=== PROBLEM TO SOLVE ===
Reproduce every entry exactly as shown.

=== EXCERPTED DATA ===
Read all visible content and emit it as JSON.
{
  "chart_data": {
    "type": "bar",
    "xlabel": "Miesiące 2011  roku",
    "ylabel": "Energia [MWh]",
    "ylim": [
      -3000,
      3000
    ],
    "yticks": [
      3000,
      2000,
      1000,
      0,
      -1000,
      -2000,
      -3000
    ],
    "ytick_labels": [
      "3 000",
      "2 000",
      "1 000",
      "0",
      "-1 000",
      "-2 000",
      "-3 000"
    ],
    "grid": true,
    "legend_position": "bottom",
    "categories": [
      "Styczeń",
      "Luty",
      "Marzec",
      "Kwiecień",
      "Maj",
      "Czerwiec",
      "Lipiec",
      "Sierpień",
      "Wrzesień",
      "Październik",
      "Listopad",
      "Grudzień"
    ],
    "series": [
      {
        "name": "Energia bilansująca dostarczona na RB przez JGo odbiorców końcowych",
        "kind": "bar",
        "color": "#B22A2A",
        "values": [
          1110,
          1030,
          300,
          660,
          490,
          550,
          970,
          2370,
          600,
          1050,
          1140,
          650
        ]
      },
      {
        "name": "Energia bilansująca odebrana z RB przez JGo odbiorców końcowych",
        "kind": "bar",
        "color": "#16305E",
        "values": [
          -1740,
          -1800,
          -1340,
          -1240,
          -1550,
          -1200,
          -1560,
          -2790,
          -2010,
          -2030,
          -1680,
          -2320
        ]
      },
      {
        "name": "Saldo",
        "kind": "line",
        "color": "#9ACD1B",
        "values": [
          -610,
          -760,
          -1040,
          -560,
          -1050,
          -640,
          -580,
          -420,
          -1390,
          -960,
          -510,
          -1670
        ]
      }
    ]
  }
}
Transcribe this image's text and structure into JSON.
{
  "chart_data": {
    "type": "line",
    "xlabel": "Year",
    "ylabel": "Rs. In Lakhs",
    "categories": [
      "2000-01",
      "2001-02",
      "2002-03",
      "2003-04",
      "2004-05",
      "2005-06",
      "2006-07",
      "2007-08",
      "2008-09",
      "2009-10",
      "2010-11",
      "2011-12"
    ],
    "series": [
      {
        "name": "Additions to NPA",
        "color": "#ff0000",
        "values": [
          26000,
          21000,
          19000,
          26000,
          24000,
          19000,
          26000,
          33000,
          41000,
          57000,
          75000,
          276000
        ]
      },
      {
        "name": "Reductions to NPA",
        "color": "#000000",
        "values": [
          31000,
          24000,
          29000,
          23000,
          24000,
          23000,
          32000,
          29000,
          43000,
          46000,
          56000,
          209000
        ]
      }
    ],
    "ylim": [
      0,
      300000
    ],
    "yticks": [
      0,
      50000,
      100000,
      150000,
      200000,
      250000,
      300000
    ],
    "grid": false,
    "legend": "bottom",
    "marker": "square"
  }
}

=== RESULT OF THIS EXERCISE ===
Read all visible content and emit it as JSON.
{
  "chart_data": {
    "type": "bar",
    "xlabel": "Miesiące 2011  roku",
    "ylabel": "Energia [MWh]",
    "ylim": [
      -3000,
      3000
    ],
    "yticks": [
      3000,
      2000,
      1000,
      0,
      -1000,
      -2000,
      -3000
    ],
    "ytick_labels": [
      "3 000",
      "2 000",
      "1 000",
      "0",
      "-1 000",
      "-2 000",
      "-3 000"
    ],
    "grid": true,
    "legend_position": "bottom",
    "categories": [
      "Styczeń",
      "Luty",
      "Marzec",
      "Kwiecień",
      "Maj",
      "Czerwiec",
      "Lipiec",
      "Sierpień",
      "Wrzesień",
      "Październik",
      "Listopad",
      "Grudzień"
    ],
    "series": [
      {
        "name": "Energia bilansująca dostarczona na RB przez JGo odbiorców końcowych",
        "kind": "bar",
        "color": "#B22A2A",
        "values": [
          1110,
          1030,
          300,
          660,
          490,
          550,
          970,
          2370,
          600,
          1050,
          1140,
          650
        ]
      },
      {
        "name": "Energia bilansująca odebrana z RB przez JGo odbiorców końcowych",
        "kind": "bar",
        "color": "#16305E",
        "values": [
          -1740,
          -1800,
          -1340,
          -1240,
          -1550,
          -1200,
          -1560,
          -2790,
          -2010,
          -2030,
          -1680,
          -2320
        ]
      },
      {
        "name": "Saldo",
        "kind": "line",
        "color": "#9ACD1B",
        "values": [
          -610,
          -760,
          -1040,
          -560,
          -1050,
          -640,
          -580,
          -420,
          -1390,
          -960,
          -510,
          -1670
        ]
      }
    ]
  }
}
Transcribe this image's text and structure into JSON.
{
  "chart_data": {
    "type": "line",
    "xlabel": "Year",
    "ylabel": "Rs. In Lakhs",
    "categories": [
      "2000-01",
      "2001-02",
      "2002-03",
      "2003-04",
      "2004-05",
      "2005-06",
      "2006-07",
      "2007-08",
      "2008-09",
      "2009-10",
      "2010-11",
      "2011-12"
    ],
    "series": [
      {
        "name": "Additions to NPA",
        "color": "#ff0000",
        "values": [
          26000,
          21000,
          19000,
          26000,
          24000,
          19000,
          26000,
          33000,
          41000,
          57000,
          75000,
          276000
        ]
      },
      {
        "name": "Reductions to NPA",
        "color": "#000000",
        "values": [
          31000,
          24000,
          29000,
          23000,
          24000,
          23000,
          32000,
          29000,
          43000,
          46000,
          56000,
          209000
        ]
      }
    ],
    "ylim": [
      0,
      300000
    ],
    "yticks": [
      0,
      50000,
      100000,
      150000,
      200000,
      250000,
      300000
    ],
    "grid": false,
    "legend": "bottom",
    "marker": "square"
  }
}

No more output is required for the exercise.